## Problem
Transcribe every entry word for word. Skip the pictures.

(Figure content listings)
* begin *

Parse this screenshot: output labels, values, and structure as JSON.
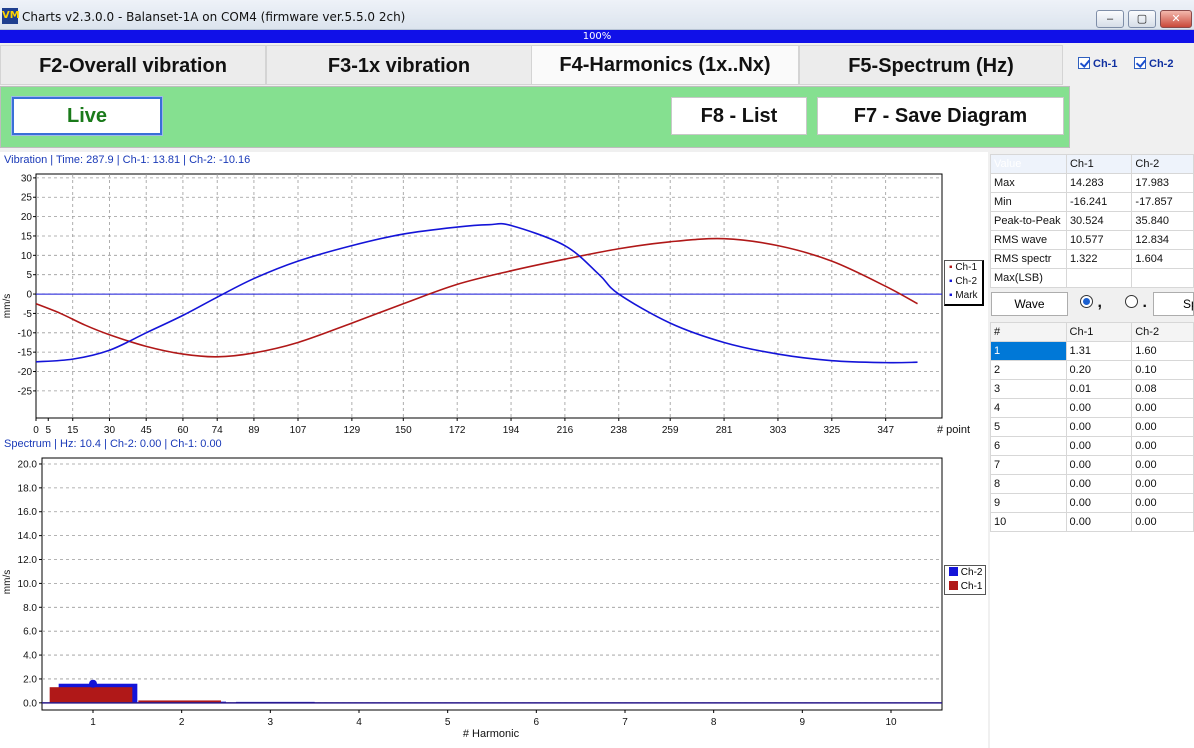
{
  "window": {
    "title": "Charts v2.3.0.0 - Balanset-1A on COM4 (firmware ver.5.5.0 2ch)",
    "icon": "VM",
    "progress_label": "100%",
    "minimize": "‒",
    "maximize": "▢",
    "close": "✕"
  },
  "tabs": [
    {
      "label": "F2-Overall vibration"
    },
    {
      "label": "F3-1x vibration"
    },
    {
      "label": "F4-Harmonics (1x..Nx)"
    },
    {
      "label": "F5-Spectrum (Hz)"
    }
  ],
  "channels": {
    "ch1": "Ch-1",
    "ch2": "Ch-2"
  },
  "toolbar": {
    "live": "Live",
    "list": "F8 - List",
    "save": "F7 - Save Diagram"
  },
  "colors": {
    "ch1": "#b01818",
    "ch2": "#1414d8",
    "mark": "#1414d8",
    "toolbar_bg": "#85e090"
  },
  "wave_chart": {
    "header": "Vibration | Time: 287.9 | Ch-1: 13.81 | Ch-2: -10.16",
    "ylabel": "mm/s",
    "xlabel": "# point",
    "yticks": [
      30,
      25,
      20,
      15,
      10,
      5,
      0,
      -5,
      -10,
      -15,
      -20,
      -25
    ],
    "ylim": [
      -32,
      31
    ],
    "xlim": [
      0,
      370
    ],
    "xticks": [
      0,
      5,
      15,
      30,
      45,
      60,
      74,
      89,
      107,
      129,
      150,
      172,
      194,
      216,
      238,
      259,
      281,
      303,
      325,
      347
    ],
    "legend": [
      "Ch-1",
      "Ch-2",
      "Mark"
    ],
    "series": [
      {
        "name": "Ch-1",
        "points": [
          [
            0,
            -2.5
          ],
          [
            10,
            -5
          ],
          [
            20,
            -8
          ],
          [
            30,
            -10.5
          ],
          [
            45,
            -13.5
          ],
          [
            60,
            -15.5
          ],
          [
            74,
            -16.2
          ],
          [
            89,
            -15.2
          ],
          [
            107,
            -12.5
          ],
          [
            129,
            -7.5
          ],
          [
            150,
            -2.5
          ],
          [
            172,
            2.5
          ],
          [
            194,
            6
          ],
          [
            216,
            9
          ],
          [
            238,
            11.7
          ],
          [
            259,
            13.5
          ],
          [
            281,
            14.3
          ],
          [
            303,
            12.5
          ],
          [
            325,
            8.5
          ],
          [
            347,
            2
          ],
          [
            360,
            -2.5
          ]
        ]
      },
      {
        "name": "Ch-2",
        "points": [
          [
            0,
            -17.5
          ],
          [
            15,
            -16.8
          ],
          [
            30,
            -14.5
          ],
          [
            45,
            -10
          ],
          [
            60,
            -5.5
          ],
          [
            74,
            -0.8
          ],
          [
            89,
            4
          ],
          [
            107,
            8.5
          ],
          [
            129,
            12.5
          ],
          [
            150,
            15.5
          ],
          [
            172,
            17.3
          ],
          [
            185,
            17.9
          ],
          [
            194,
            17.7
          ],
          [
            216,
            12.5
          ],
          [
            230,
            5
          ],
          [
            238,
            0
          ],
          [
            259,
            -7.5
          ],
          [
            281,
            -12.5
          ],
          [
            303,
            -15.5
          ],
          [
            325,
            -17.2
          ],
          [
            347,
            -17.7
          ],
          [
            360,
            -17.6
          ]
        ]
      }
    ],
    "mark_value": 0
  },
  "spectrum_chart": {
    "header": "Spectrum | Hz: 10.4 | Ch-2: 0.00 | Ch-1: 0.00",
    "ylabel": "mm/s",
    "xlabel": "# Harmonic",
    "yticks": [
      20,
      18,
      16,
      14,
      12,
      10,
      8,
      6,
      4,
      2,
      0
    ],
    "ytick_labels": [
      "20.0",
      "18.0",
      "16.0",
      "14.0",
      "12.0",
      "10.0",
      "8.0",
      "6.0",
      "4.0",
      "2.0",
      "0.0"
    ],
    "ylim": [
      -0.6,
      20.5
    ],
    "xticks": [
      "1",
      "2",
      "3",
      "4",
      "5",
      "6",
      "7",
      "8",
      "9",
      "10"
    ],
    "legend": [
      "Ch-2",
      "Ch-1"
    ],
    "ch2": [
      1.6,
      0.1,
      0.08,
      0,
      0,
      0,
      0,
      0,
      0,
      0
    ],
    "ch1": [
      1.31,
      0.2,
      0.01,
      0,
      0,
      0,
      0,
      0,
      0,
      0
    ],
    "marker_value": 1.6
  },
  "stats": {
    "headers": [
      "Value",
      "Ch-1",
      "Ch-2"
    ],
    "rows": [
      [
        "Max",
        "14.283",
        "17.983"
      ],
      [
        "Min",
        "-16.241",
        "-17.857"
      ],
      [
        "Peak-to-Peak",
        "30.524",
        "35.840"
      ],
      [
        "RMS wave",
        "10.577",
        "12.834"
      ],
      [
        "RMS spectr",
        "1.322",
        "1.604"
      ],
      [
        "Max(LSB)",
        "",
        ""
      ]
    ]
  },
  "options": {
    "wave": "Wave",
    "comma": ",",
    "dot": ".",
    "sp": "Sp"
  },
  "harmonics": {
    "headers": [
      "#",
      "Ch-1",
      "Ch-2"
    ],
    "rows": [
      [
        "1",
        "1.31",
        "1.60"
      ],
      [
        "2",
        "0.20",
        "0.10"
      ],
      [
        "3",
        "0.01",
        "0.08"
      ],
      [
        "4",
        "0.00",
        "0.00"
      ],
      [
        "5",
        "0.00",
        "0.00"
      ],
      [
        "6",
        "0.00",
        "0.00"
      ],
      [
        "7",
        "0.00",
        "0.00"
      ],
      [
        "8",
        "0.00",
        "0.00"
      ],
      [
        "9",
        "0.00",
        "0.00"
      ],
      [
        "10",
        "0.00",
        "0.00"
      ]
    ]
  }
}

* end *

## Exercise answer
Parse this screenshot: output labels, values, and structure as JSON.
{
  "window": {
    "title": "Charts v2.3.0.0 - Balanset-1A on COM4 (firmware ver.5.5.0 2ch)",
    "icon": "VM",
    "progress_label": "100%",
    "minimize": "‒",
    "maximize": "▢",
    "close": "✕"
  },
  "tabs": [
    {
      "label": "F2-Overall vibration"
    },
    {
      "label": "F3-1x vibration"
    },
    {
      "label": "F4-Harmonics (1x..Nx)"
    },
    {
      "label": "F5-Spectrum (Hz)"
    }
  ],
  "channels": {
    "ch1": "Ch-1",
    "ch2": "Ch-2"
  },
  "toolbar": {
    "live": "Live",
    "list": "F8 - List",
    "save": "F7 - Save Diagram"
  },
  "colors": {
    "ch1": "#b01818",
    "ch2": "#1414d8",
    "mark": "#1414d8",
    "toolbar_bg": "#85e090"
  },
  "wave_chart": {
    "header": "Vibration | Time: 287.9 | Ch-1: 13.81 | Ch-2: -10.16",
    "ylabel": "mm/s",
    "xlabel": "# point",
    "yticks": [
      30,
      25,
      20,
      15,
      10,
      5,
      0,
      -5,
      -10,
      -15,
      -20,
      -25
    ],
    "ylim": [
      -32,
      31
    ],
    "xlim": [
      0,
      370
    ],
    "xticks": [
      0,
      5,
      15,
      30,
      45,
      60,
      74,
      89,
      107,
      129,
      150,
      172,
      194,
      216,
      238,
      259,
      281,
      303,
      325,
      347
    ],
    "legend": [
      "Ch-1",
      "Ch-2",
      "Mark"
    ],
    "series": [
      {
        "name": "Ch-1",
        "points": [
          [
            0,
            -2.5
          ],
          [
            10,
            -5
          ],
          [
            20,
            -8
          ],
          [
            30,
            -10.5
          ],
          [
            45,
            -13.5
          ],
          [
            60,
            -15.5
          ],
          [
            74,
            -16.2
          ],
          [
            89,
            -15.2
          ],
          [
            107,
            -12.5
          ],
          [
            129,
            -7.5
          ],
          [
            150,
            -2.5
          ],
          [
            172,
            2.5
          ],
          [
            194,
            6
          ],
          [
            216,
            9
          ],
          [
            238,
            11.7
          ],
          [
            259,
            13.5
          ],
          [
            281,
            14.3
          ],
          [
            303,
            12.5
          ],
          [
            325,
            8.5
          ],
          [
            347,
            2
          ],
          [
            360,
            -2.5
          ]
        ]
      },
      {
        "name": "Ch-2",
        "points": [
          [
            0,
            -17.5
          ],
          [
            15,
            -16.8
          ],
          [
            30,
            -14.5
          ],
          [
            45,
            -10
          ],
          [
            60,
            -5.5
          ],
          [
            74,
            -0.8
          ],
          [
            89,
            4
          ],
          [
            107,
            8.5
          ],
          [
            129,
            12.5
          ],
          [
            150,
            15.5
          ],
          [
            172,
            17.3
          ],
          [
            185,
            17.9
          ],
          [
            194,
            17.7
          ],
          [
            216,
            12.5
          ],
          [
            230,
            5
          ],
          [
            238,
            0
          ],
          [
            259,
            -7.5
          ],
          [
            281,
            -12.5
          ],
          [
            303,
            -15.5
          ],
          [
            325,
            -17.2
          ],
          [
            347,
            -17.7
          ],
          [
            360,
            -17.6
          ]
        ]
      }
    ],
    "mark_value": 0
  },
  "spectrum_chart": {
    "header": "Spectrum | Hz: 10.4 | Ch-2: 0.00 | Ch-1: 0.00",
    "ylabel": "mm/s",
    "xlabel": "# Harmonic",
    "yticks": [
      20,
      18,
      16,
      14,
      12,
      10,
      8,
      6,
      4,
      2,
      0
    ],
    "ytick_labels": [
      "20.0",
      "18.0",
      "16.0",
      "14.0",
      "12.0",
      "10.0",
      "8.0",
      "6.0",
      "4.0",
      "2.0",
      "0.0"
    ],
    "ylim": [
      -0.6,
      20.5
    ],
    "xticks": [
      "1",
      "2",
      "3",
      "4",
      "5",
      "6",
      "7",
      "8",
      "9",
      "10"
    ],
    "legend": [
      "Ch-2",
      "Ch-1"
    ],
    "ch2": [
      1.6,
      0.1,
      0.08,
      0,
      0,
      0,
      0,
      0,
      0,
      0
    ],
    "ch1": [
      1.31,
      0.2,
      0.01,
      0,
      0,
      0,
      0,
      0,
      0,
      0
    ],
    "marker_value": 1.6
  },
  "stats": {
    "headers": [
      "Value",
      "Ch-1",
      "Ch-2"
    ],
    "rows": [
      [
        "Max",
        "14.283",
        "17.983"
      ],
      [
        "Min",
        "-16.241",
        "-17.857"
      ],
      [
        "Peak-to-Peak",
        "30.524",
        "35.840"
      ],
      [
        "RMS wave",
        "10.577",
        "12.834"
      ],
      [
        "RMS spectr",
        "1.322",
        "1.604"
      ],
      [
        "Max(LSB)",
        "",
        ""
      ]
    ]
  },
  "options": {
    "wave": "Wave",
    "comma": ",",
    "dot": ".",
    "sp": "Sp"
  },
  "harmonics": {
    "headers": [
      "#",
      "Ch-1",
      "Ch-2"
    ],
    "rows": [
      [
        "1",
        "1.31",
        "1.60"
      ],
      [
        "2",
        "0.20",
        "0.10"
      ],
      [
        "3",
        "0.01",
        "0.08"
      ],
      [
        "4",
        "0.00",
        "0.00"
      ],
      [
        "5",
        "0.00",
        "0.00"
      ],
      [
        "6",
        "0.00",
        "0.00"
      ],
      [
        "7",
        "0.00",
        "0.00"
      ],
      [
        "8",
        "0.00",
        "0.00"
      ],
      [
        "9",
        "0.00",
        "0.00"
      ],
      [
        "10",
        "0.00",
        "0.00"
      ]
    ]
  }
}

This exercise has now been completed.